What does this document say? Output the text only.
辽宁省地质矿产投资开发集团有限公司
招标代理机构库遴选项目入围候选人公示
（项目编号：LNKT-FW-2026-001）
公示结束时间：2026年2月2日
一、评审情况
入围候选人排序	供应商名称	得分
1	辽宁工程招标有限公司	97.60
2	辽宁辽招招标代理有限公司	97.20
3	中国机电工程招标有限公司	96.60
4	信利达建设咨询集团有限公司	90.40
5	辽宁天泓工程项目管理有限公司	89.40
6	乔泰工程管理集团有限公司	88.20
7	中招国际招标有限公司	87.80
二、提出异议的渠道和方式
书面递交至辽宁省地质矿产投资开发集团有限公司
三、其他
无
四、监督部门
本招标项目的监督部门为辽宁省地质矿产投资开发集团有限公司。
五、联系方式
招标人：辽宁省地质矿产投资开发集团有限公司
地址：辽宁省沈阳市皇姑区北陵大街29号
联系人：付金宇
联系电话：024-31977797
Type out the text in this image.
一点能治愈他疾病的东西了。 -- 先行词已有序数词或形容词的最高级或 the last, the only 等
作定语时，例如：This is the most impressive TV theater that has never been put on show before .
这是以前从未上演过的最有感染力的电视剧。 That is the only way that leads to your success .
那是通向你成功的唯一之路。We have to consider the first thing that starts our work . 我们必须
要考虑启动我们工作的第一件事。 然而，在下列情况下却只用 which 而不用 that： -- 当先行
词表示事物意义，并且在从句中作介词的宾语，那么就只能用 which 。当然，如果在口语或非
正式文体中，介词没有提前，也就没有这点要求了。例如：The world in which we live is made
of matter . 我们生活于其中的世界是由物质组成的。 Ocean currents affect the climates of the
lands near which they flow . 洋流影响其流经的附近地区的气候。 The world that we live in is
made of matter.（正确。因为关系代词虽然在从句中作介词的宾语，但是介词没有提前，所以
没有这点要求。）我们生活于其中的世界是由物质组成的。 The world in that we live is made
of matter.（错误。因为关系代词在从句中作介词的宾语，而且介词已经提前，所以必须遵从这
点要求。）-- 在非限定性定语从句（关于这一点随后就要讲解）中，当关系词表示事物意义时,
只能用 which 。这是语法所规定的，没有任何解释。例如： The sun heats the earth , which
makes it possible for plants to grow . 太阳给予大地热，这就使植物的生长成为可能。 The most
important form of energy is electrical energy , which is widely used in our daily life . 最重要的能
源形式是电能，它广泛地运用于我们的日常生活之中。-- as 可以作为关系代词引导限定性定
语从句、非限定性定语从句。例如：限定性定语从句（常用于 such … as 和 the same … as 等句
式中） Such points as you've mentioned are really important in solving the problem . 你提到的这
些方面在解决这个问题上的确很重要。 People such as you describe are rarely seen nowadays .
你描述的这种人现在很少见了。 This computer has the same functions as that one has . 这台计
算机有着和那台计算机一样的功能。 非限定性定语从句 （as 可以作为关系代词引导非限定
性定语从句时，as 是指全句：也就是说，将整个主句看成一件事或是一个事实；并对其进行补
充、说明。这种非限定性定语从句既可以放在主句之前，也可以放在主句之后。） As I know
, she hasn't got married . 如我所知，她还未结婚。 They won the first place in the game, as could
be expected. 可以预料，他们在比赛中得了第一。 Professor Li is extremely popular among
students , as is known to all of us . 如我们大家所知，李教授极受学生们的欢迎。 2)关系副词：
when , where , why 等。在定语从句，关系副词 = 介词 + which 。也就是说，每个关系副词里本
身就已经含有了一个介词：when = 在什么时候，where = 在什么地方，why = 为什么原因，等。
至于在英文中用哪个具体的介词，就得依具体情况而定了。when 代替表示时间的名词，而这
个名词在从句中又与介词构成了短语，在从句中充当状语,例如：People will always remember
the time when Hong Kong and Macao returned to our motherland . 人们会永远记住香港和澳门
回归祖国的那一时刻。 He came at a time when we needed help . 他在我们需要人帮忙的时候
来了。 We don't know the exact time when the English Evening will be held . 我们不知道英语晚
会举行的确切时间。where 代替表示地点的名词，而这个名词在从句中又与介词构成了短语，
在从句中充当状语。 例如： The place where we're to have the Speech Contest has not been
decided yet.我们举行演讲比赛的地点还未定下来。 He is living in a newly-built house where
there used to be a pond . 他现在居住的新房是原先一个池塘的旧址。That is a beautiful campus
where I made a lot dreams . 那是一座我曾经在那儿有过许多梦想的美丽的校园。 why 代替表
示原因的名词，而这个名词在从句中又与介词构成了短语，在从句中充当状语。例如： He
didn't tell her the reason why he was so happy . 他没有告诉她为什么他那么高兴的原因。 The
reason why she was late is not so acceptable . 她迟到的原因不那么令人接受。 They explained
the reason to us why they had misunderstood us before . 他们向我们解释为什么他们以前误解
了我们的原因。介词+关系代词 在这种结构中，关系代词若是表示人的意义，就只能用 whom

- **What is asked**: Copy out the full material exactly as it appears.

- **Written solution**:
What does this document say? Output the text only.
辽宁省地质矿产投资开发集团有限公司
招标代理机构库遴选项目入围候选人公示
（项目编号：LNKT-FW-2026-001）
公示结束时间：2026年2月2日
一、评审情况
入围候选人排序	供应商名称	得分
1	辽宁工程招标有限公司	97.60
2	辽宁辽招招标代理有限公司	97.20
3	中国机电工程招标有限公司	96.60
4	信利达建设咨询集团有限公司	90.40
5	辽宁天泓工程项目管理有限公司	89.40
6	乔泰工程管理集团有限公司	88.20
7	中招国际招标有限公司	87.80
二、提出异议的渠道和方式
书面递交至辽宁省地质矿产投资开发集团有限公司
三、其他
无
四、监督部门
本招标项目的监督部门为辽宁省地质矿产投资开发集团有限公司。
五、联系方式
招标人：辽宁省地质矿产投资开发集团有限公司
地址：辽宁省沈阳市皇姑区北陵大街29号
联系人：付金宇
联系电话：024-31977797
Type out the text in this image.
一点能治愈他疾病的东西了。 -- 先行词已有序数词或形容词的最高级或 the last, the only 等
作定语时，例如：This is the most impressive TV theater that has never been put on show before .
这是以前从未上演过的最有感染力的电视剧。 That is the only way that leads to your success .
那是通向你成功的唯一之路。We have to consider the first thing that starts our work . 我们必须
要考虑启动我们工作的第一件事。 然而，在下列情况下却只用 which 而不用 that： -- 当先行
词表示事物意义，并且在从句中作介词的宾语，那么就只能用 which 。当然，如果在口语或非
正式文体中，介词没有提前，也就没有这点要求了。例如：The world in which we live is made
of matter . 我们生活于其中的世界是由物质组成的。 Ocean currents affect the climates of the
lands near which they flow . 洋流影响其流经的附近地区的气候。 The world that we live in is
made of matter.（正确。因为关系代词虽然在从句中作介词的宾语，但是介词没有提前，所以
没有这点要求。）我们生活于其中的世界是由物质组成的。 The world in that we live is made
of matter.（错误。因为关系代词在从句中作介词的宾语，而且介词已经提前，所以必须遵从这
点要求。）-- 在非限定性定语从句（关于这一点随后就要讲解）中，当关系词表示事物意义时,
只能用 which 。这是语法所规定的，没有任何解释。例如： The sun heats the earth , which
makes it possible for plants to grow . 太阳给予大地热，这就使植物的生长成为可能。 The most
important form of energy is electrical energy , which is widely used in our daily life . 最重要的能
源形式是电能，它广泛地运用于我们的日常生活之中。-- as 可以作为关系代词引导限定性定
语从句、非限定性定语从句。例如：限定性定语从句（常用于 such … as 和 the same … as 等句
式中） Such points as you've mentioned are really important in solving the problem . 你提到的这
些方面在解决这个问题上的确很重要。 People such as you describe are rarely seen nowadays .
你描述的这种人现在很少见了。 This computer has the same functions as that one has . 这台计
算机有着和那台计算机一样的功能。 非限定性定语从句 （as 可以作为关系代词引导非限定
性定语从句时，as 是指全句：也就是说，将整个主句看成一件事或是一个事实；并对其进行补
充、说明。这种非限定性定语从句既可以放在主句之前，也可以放在主句之后。） As I know
, she hasn't got married . 如我所知，她还未结婚。 They won the first place in the game, as could
be expected. 可以预料，他们在比赛中得了第一。 Professor Li is extremely popular among
students , as is known to all of us . 如我们大家所知，李教授极受学生们的欢迎。 2)关系副词：
when , where , why 等。在定语从句，关系副词 = 介词 + which 。也就是说，每个关系副词里本
身就已经含有了一个介词：when = 在什么时候，where = 在什么地方，why = 为什么原因，等。
至于在英文中用哪个具体的介词，就得依具体情况而定了。when 代替表示时间的名词，而这
个名词在从句中又与介词构成了短语，在从句中充当状语,例如：People will always remember
the time when Hong Kong and Macao returned to our motherland . 人们会永远记住香港和澳门
回归祖国的那一时刻。 He came at a time when we needed help . 他在我们需要人帮忙的时候
来了。 We don't know the exact time when the English Evening will be held . 我们不知道英语晚
会举行的确切时间。where 代替表示地点的名词，而这个名词在从句中又与介词构成了短语，
在从句中充当状语。 例如： The place where we're to have the Speech Contest has not been
decided yet.我们举行演讲比赛的地点还未定下来。 He is living in a newly-built house where
there used to be a pond . 他现在居住的新房是原先一个池塘的旧址。That is a beautiful campus
where I made a lot dreams . 那是一座我曾经在那儿有过许多梦想的美丽的校园。 why 代替表
示原因的名词，而这个名词在从句中又与介词构成了短语，在从句中充当状语。例如： He
didn't tell her the reason why he was so happy . 他没有告诉她为什么他那么高兴的原因。 The
reason why she was late is not so acceptable . 她迟到的原因不那么令人接受。 They explained
the reason to us why they had misunderstood us before . 他们向我们解释为什么他们以前误解
了我们的原因。介词+关系代词 在这种结构中，关系代词若是表示人的意义，就只能用 whom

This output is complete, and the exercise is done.